# [Task instructions]
Change every "svg-text" in the entries below to "svg-label" and leave everything else as it is.

# [Given data]
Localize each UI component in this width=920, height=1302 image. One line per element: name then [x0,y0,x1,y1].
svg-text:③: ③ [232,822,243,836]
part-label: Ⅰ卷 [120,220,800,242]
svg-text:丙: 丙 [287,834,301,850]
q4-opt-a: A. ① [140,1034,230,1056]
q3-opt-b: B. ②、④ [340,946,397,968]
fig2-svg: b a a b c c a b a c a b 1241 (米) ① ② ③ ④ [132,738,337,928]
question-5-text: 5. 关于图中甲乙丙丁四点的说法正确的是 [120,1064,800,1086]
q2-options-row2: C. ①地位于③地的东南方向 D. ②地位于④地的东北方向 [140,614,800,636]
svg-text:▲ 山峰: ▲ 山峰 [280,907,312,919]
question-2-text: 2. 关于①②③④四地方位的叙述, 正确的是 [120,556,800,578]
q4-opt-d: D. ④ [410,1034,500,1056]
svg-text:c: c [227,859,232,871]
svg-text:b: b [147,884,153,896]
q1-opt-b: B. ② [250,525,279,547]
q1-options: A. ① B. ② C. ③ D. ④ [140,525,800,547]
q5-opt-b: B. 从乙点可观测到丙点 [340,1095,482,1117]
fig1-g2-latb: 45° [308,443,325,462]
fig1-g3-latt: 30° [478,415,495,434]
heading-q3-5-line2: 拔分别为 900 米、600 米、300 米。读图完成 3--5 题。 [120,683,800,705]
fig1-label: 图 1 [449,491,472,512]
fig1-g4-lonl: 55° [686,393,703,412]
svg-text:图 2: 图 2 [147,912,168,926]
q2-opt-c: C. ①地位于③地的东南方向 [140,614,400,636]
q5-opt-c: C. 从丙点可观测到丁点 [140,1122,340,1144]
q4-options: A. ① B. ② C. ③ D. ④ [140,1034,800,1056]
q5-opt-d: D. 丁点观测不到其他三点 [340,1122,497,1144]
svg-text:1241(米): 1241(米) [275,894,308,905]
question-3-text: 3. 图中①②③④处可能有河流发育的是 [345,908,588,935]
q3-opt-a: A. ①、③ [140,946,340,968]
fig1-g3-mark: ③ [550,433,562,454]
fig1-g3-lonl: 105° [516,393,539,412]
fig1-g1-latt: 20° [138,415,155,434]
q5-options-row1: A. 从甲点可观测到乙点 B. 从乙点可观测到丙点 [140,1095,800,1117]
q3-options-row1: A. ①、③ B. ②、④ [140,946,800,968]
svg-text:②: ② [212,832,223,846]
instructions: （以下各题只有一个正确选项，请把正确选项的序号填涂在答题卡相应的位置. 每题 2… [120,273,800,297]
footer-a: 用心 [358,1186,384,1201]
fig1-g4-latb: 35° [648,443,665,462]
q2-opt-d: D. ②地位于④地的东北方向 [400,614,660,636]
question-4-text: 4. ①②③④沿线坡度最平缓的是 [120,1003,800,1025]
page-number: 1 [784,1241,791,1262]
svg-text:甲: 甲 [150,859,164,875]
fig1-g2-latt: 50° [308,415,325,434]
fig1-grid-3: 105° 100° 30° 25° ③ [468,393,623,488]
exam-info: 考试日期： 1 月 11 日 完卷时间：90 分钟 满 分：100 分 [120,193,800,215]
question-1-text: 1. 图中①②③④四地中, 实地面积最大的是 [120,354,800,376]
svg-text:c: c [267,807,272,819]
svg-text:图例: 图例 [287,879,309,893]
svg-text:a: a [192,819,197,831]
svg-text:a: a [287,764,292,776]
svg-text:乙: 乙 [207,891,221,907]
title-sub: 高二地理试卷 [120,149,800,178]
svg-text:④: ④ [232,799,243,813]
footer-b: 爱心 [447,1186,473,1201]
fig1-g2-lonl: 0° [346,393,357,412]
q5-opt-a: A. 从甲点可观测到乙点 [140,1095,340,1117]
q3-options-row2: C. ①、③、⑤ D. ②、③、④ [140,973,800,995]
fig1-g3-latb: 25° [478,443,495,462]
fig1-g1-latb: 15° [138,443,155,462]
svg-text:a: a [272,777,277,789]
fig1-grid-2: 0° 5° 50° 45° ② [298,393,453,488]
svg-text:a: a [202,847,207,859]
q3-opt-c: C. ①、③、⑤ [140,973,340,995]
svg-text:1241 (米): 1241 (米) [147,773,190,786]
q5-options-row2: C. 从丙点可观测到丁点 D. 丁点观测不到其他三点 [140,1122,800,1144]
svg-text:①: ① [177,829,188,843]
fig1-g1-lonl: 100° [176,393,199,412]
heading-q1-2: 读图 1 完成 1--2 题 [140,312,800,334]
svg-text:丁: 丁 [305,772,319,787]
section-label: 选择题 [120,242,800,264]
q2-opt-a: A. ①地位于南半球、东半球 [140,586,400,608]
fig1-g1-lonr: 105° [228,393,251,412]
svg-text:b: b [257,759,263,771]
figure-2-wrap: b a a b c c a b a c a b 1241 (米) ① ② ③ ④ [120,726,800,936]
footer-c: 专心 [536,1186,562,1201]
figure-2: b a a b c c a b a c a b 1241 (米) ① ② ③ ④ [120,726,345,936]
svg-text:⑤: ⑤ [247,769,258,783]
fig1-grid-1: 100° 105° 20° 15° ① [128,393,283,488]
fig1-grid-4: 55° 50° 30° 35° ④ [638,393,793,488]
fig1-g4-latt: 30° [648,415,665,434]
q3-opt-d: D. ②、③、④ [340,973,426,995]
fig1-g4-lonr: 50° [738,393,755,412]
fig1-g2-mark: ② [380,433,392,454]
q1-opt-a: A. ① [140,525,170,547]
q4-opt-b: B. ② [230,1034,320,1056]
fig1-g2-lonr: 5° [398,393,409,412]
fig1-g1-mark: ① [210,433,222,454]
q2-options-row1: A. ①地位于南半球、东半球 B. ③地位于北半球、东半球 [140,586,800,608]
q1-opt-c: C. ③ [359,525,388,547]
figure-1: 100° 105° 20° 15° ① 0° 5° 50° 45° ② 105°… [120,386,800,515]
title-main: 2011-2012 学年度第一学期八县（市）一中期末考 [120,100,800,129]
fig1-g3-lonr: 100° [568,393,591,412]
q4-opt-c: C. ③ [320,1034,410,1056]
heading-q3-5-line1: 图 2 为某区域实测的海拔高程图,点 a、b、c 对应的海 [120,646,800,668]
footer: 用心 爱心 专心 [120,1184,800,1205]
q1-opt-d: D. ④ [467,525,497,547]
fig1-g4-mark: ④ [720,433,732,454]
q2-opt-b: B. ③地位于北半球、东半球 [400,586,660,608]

# [The response]
Localize each UI component in this width=920, height=1302 image. One line per element: name then [x0,y0,x1,y1].
svg-label:③: ③ [232,822,243,836]
part-label: Ⅰ卷 [120,220,800,242]
svg-label:丙: 丙 [287,834,301,850]
q4-opt-a: A. ① [140,1034,230,1056]
q3-opt-b: B. ②、④ [340,946,397,968]
fig2-svg: b a a b c c a b a c a b 1241 (米) ① ② ③ ④ [132,738,337,928]
question-5-text: 5. 关于图中甲乙丙丁四点的说法正确的是 [120,1064,800,1086]
q2-options-row2: C. ①地位于③地的东南方向 D. ②地位于④地的东北方向 [140,614,800,636]
svg-label:▲ 山峰: ▲ 山峰 [280,907,312,919]
question-2-text: 2. 关于①②③④四地方位的叙述, 正确的是 [120,556,800,578]
q4-opt-d: D. ④ [410,1034,500,1056]
svg-label:c: c [227,859,232,871]
svg-label:b: b [147,884,153,896]
q1-opt-b: B. ② [250,525,279,547]
q1-options: A. ① B. ② C. ③ D. ④ [140,525,800,547]
q5-opt-b: B. 从乙点可观测到丙点 [340,1095,482,1117]
fig1-g2-latb: 45° [308,443,325,462]
fig1-g3-latt: 30° [478,415,495,434]
heading-q3-5-line2: 拔分别为 900 米、600 米、300 米。读图完成 3--5 题。 [120,683,800,705]
fig1-label: 图 1 [449,491,472,512]
fig1-g4-lonl: 55° [686,393,703,412]
svg-label:图 2: 图 2 [147,912,168,926]
q2-opt-c: C. ①地位于③地的东南方向 [140,614,400,636]
q5-opt-c: C. 从丙点可观测到丁点 [140,1122,340,1144]
q4-options: A. ① B. ② C. ③ D. ④ [140,1034,800,1056]
q5-opt-d: D. 丁点观测不到其他三点 [340,1122,497,1144]
svg-label:1241(米): 1241(米) [275,894,308,905]
question-3-text: 3. 图中①②③④处可能有河流发育的是 [345,908,588,935]
q3-opt-a: A. ①、③ [140,946,340,968]
fig1-g3-mark: ③ [550,433,562,454]
fig1-g3-lonl: 105° [516,393,539,412]
fig1-g1-latt: 20° [138,415,155,434]
q5-options-row1: A. 从甲点可观测到乙点 B. 从乙点可观测到丙点 [140,1095,800,1117]
q3-options-row1: A. ①、③ B. ②、④ [140,946,800,968]
svg-label:②: ② [212,832,223,846]
instructions: （以下各题只有一个正确选项，请把正确选项的序号填涂在答题卡相应的位置. 每题 2… [120,273,800,297]
footer-a: 用心 [358,1186,384,1201]
fig1-g4-latb: 35° [648,443,665,462]
q2-opt-d: D. ②地位于④地的东北方向 [400,614,660,636]
question-4-text: 4. ①②③④沿线坡度最平缓的是 [120,1003,800,1025]
page-number: 1 [784,1241,791,1262]
svg-label:甲: 甲 [150,859,164,875]
fig1-g2-latt: 50° [308,415,325,434]
fig1-grid-3: 105° 100° 30° 25° ③ [468,393,623,488]
exam-info: 考试日期： 1 月 11 日 完卷时间：90 分钟 满 分：100 分 [120,193,800,215]
question-1-text: 1. 图中①②③④四地中, 实地面积最大的是 [120,354,800,376]
svg-label:c: c [267,807,272,819]
svg-label:图例: 图例 [287,879,309,893]
svg-label:a: a [192,819,197,831]
svg-label:a: a [287,764,292,776]
svg-label:乙: 乙 [207,891,221,907]
title-sub: 高二地理试卷 [120,149,800,178]
svg-label:④: ④ [232,799,243,813]
footer-b: 爱心 [447,1186,473,1201]
fig1-g2-lonl: 0° [346,393,357,412]
q5-opt-a: A. 从甲点可观测到乙点 [140,1095,340,1117]
q3-options-row2: C. ①、③、⑤ D. ②、③、④ [140,973,800,995]
fig1-g3-latb: 25° [478,443,495,462]
fig1-g1-latb: 15° [138,443,155,462]
svg-label:a: a [272,777,277,789]
fig1-grid-2: 0° 5° 50° 45° ② [298,393,453,488]
svg-label:a: a [202,847,207,859]
q3-opt-c: C. ①、③、⑤ [140,973,340,995]
svg-label:1241 (米): 1241 (米) [147,773,190,786]
q5-options-row2: C. 从丙点可观测到丁点 D. 丁点观测不到其他三点 [140,1122,800,1144]
svg-label:①: ① [177,829,188,843]
fig1-g1-lonl: 100° [176,393,199,412]
heading-q1-2: 读图 1 完成 1--2 题 [140,312,800,334]
svg-label:丁: 丁 [305,772,319,787]
section-label: 选择题 [120,242,800,264]
q2-opt-a: A. ①地位于南半球、东半球 [140,586,400,608]
fig1-g1-lonr: 105° [228,393,251,412]
svg-label:b: b [257,759,263,771]
figure-2-wrap: b a a b c c a b a c a b 1241 (米) ① ② ③ ④ [120,726,800,936]
footer-c: 专心 [536,1186,562,1201]
figure-2: b a a b c c a b a c a b 1241 (米) ① ② ③ ④ [120,726,345,936]
svg-label:⑤: ⑤ [247,769,258,783]
fig1-grid-1: 100° 105° 20° 15° ① [128,393,283,488]
fig1-grid-4: 55° 50° 30° 35° ④ [638,393,793,488]
fig1-g4-latt: 30° [648,415,665,434]
q3-opt-d: D. ②、③、④ [340,973,426,995]
fig1-g4-lonr: 50° [738,393,755,412]
fig1-g2-mark: ② [380,433,392,454]
q1-opt-a: A. ① [140,525,170,547]
q4-opt-b: B. ② [230,1034,320,1056]
fig1-g2-lonr: 5° [398,393,409,412]
fig1-g1-mark: ① [210,433,222,454]
q2-options-row1: A. ①地位于南半球、东半球 B. ③地位于北半球、东半球 [140,586,800,608]
q1-opt-c: C. ③ [359,525,388,547]
figure-1: 100° 105° 20° 15° ① 0° 5° 50° 45° ② 105°… [120,386,800,515]
title-main: 2011-2012 学年度第一学期八县（市）一中期末考 [120,100,800,129]
fig1-g3-lonr: 100° [568,393,591,412]
q4-opt-c: C. ③ [320,1034,410,1056]
heading-q3-5-line1: 图 2 为某区域实测的海拔高程图,点 a、b、c 对应的海 [120,646,800,668]
footer: 用心 爱心 专心 [120,1184,800,1205]
q1-opt-d: D. ④ [467,525,497,547]
fig1-g4-mark: ④ [720,433,732,454]
q2-opt-b: B. ③地位于北半球、东半球 [400,586,660,608]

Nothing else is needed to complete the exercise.